Entries taken from a collection:

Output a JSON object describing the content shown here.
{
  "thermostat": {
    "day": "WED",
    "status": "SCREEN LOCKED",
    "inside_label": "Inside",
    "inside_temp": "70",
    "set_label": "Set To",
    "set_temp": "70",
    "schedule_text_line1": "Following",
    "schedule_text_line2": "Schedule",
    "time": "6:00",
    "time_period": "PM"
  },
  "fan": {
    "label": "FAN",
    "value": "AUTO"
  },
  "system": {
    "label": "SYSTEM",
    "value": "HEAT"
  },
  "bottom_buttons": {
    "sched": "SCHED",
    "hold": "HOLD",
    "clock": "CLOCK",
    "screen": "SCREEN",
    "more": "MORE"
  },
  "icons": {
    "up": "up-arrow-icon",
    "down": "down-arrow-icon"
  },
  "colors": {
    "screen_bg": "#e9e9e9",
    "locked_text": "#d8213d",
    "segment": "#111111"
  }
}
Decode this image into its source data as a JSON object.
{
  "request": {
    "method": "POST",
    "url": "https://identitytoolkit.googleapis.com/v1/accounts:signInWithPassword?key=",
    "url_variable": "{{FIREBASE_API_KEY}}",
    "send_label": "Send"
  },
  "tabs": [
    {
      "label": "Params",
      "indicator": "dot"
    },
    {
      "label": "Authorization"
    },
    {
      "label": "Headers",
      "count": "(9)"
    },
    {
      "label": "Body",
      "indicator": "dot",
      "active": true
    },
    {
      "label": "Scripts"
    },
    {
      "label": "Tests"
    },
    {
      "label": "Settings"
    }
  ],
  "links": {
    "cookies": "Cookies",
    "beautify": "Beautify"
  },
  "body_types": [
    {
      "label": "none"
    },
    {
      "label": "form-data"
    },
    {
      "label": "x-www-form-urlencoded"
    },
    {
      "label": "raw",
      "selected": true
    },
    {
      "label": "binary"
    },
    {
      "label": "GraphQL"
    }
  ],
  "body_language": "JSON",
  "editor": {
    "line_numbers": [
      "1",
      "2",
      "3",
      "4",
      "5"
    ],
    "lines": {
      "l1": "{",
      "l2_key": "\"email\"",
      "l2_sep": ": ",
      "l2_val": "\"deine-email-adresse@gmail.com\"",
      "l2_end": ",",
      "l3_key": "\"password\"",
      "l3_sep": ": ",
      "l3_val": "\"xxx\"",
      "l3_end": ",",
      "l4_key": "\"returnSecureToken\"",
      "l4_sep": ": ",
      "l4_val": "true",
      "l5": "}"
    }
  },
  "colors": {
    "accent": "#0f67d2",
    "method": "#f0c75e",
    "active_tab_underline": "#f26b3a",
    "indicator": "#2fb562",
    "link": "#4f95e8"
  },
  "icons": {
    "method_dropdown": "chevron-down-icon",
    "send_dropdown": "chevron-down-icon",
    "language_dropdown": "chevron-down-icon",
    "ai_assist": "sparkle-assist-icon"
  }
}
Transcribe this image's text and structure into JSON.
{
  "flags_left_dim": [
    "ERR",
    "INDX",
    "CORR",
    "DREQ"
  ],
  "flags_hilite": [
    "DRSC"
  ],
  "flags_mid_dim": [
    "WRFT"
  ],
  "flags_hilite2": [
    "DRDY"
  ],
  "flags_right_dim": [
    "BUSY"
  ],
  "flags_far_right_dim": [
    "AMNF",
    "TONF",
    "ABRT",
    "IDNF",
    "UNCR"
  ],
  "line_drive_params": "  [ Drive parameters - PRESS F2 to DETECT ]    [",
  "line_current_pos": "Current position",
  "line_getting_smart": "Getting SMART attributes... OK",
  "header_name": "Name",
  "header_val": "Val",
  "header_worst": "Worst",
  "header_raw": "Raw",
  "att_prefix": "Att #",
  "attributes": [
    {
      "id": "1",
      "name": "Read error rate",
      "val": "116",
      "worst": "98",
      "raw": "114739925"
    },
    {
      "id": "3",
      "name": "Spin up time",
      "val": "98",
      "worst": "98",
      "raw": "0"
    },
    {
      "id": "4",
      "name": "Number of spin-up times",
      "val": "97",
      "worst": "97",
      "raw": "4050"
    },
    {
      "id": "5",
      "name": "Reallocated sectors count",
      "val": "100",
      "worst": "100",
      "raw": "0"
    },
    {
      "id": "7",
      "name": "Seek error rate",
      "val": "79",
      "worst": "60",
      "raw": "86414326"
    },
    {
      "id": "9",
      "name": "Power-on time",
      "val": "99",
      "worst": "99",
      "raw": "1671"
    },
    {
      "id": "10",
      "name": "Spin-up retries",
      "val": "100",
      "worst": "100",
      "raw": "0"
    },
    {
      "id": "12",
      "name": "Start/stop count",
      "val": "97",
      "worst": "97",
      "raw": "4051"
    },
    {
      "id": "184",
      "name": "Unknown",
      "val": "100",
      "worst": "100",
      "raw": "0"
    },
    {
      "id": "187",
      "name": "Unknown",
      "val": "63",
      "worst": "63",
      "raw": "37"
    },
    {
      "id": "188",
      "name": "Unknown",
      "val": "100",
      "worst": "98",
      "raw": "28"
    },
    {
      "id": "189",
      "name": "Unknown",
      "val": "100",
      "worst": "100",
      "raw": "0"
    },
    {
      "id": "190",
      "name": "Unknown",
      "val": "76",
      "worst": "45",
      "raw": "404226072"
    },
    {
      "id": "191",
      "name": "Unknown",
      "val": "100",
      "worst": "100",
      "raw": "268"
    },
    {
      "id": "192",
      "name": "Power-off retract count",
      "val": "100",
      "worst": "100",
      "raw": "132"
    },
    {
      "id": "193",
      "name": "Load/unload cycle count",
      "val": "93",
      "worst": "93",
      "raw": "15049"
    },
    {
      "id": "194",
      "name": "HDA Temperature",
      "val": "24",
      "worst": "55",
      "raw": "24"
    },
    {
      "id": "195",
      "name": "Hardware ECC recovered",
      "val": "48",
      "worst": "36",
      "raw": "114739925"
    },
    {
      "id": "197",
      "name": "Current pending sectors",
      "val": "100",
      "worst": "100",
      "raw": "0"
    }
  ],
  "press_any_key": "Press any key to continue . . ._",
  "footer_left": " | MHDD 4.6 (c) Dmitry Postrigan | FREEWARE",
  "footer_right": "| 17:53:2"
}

* **Written exercise**
Find each line with the string "object" and copy it out.

* **Output**
Output a JSON object describing the content shown here.
Decode this image into its source data as a JSON object.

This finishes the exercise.